- **Challenge**: Identify the lines that include the word "What", then copy all of them.

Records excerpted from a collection
= = =
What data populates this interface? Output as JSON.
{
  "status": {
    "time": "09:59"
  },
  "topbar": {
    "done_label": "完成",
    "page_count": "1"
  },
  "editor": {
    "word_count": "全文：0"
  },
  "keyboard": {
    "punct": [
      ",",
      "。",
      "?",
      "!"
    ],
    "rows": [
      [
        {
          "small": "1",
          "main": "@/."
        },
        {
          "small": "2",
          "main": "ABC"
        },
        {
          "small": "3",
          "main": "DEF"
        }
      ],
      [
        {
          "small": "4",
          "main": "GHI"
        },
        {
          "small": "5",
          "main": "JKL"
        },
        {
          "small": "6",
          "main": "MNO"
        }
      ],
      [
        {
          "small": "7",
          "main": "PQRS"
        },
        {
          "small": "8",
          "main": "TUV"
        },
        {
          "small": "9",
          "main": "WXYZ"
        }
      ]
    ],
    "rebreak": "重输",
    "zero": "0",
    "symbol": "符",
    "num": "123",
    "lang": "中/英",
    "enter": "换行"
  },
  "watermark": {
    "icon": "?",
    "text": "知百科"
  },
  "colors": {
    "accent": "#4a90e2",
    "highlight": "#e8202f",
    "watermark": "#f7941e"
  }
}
= = =
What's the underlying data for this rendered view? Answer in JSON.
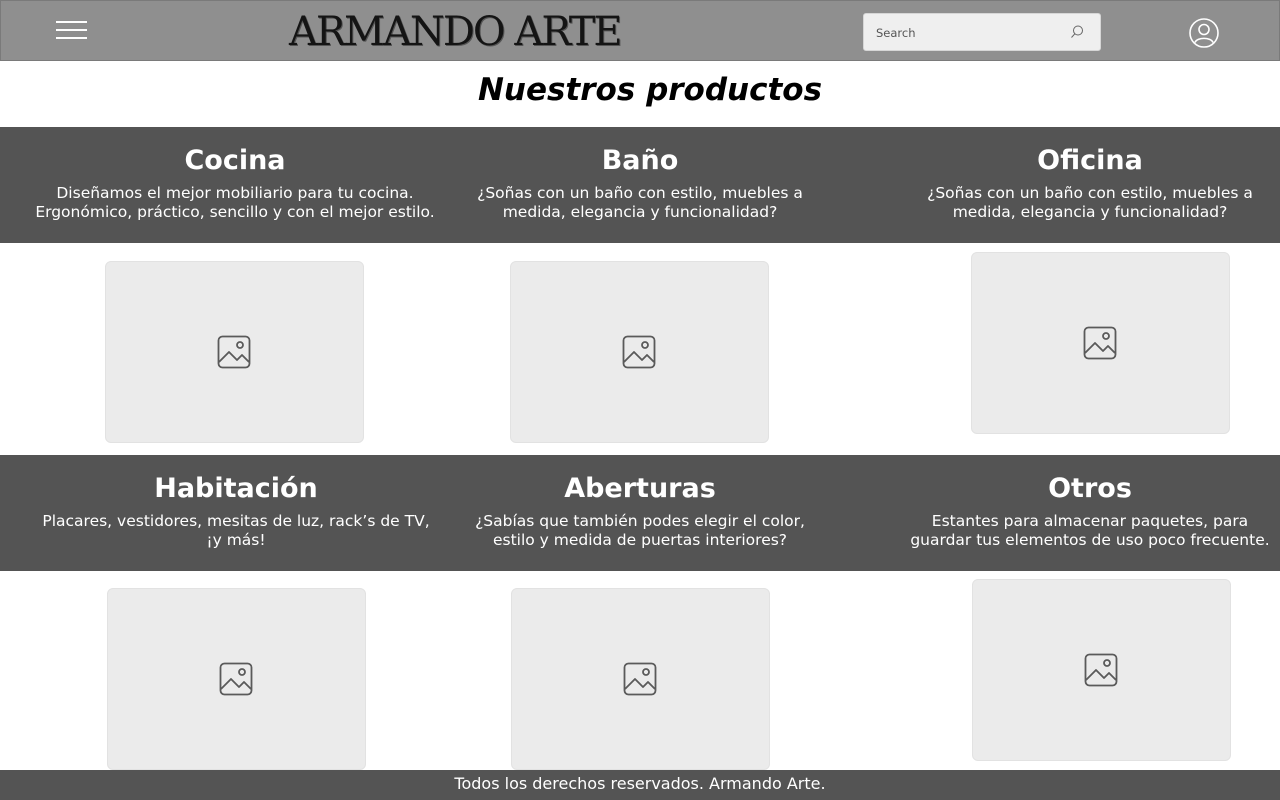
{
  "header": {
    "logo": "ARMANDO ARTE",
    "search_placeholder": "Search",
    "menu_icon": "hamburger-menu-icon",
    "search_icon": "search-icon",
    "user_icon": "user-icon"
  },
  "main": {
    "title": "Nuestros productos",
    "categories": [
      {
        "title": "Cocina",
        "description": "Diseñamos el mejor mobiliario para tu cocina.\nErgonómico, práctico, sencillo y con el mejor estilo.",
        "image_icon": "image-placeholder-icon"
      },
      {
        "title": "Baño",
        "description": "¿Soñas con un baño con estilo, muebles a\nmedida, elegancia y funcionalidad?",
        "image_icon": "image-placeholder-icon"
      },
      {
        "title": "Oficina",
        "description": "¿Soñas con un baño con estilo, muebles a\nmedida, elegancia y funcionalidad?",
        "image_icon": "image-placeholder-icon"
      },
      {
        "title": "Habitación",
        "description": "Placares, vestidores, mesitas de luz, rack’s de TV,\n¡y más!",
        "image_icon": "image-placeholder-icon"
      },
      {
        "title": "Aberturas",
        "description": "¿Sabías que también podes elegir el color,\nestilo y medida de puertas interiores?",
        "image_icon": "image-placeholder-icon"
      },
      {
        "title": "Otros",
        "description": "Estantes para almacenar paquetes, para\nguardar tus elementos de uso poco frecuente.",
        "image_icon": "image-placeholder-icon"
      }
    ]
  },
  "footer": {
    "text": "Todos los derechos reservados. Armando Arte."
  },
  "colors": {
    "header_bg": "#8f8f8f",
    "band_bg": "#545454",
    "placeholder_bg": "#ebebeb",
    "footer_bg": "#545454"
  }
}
= = =
- **Task solution**:
What data populates this interface? Output as JSON.
What's the underlying data for this rendered view? Answer in JSON.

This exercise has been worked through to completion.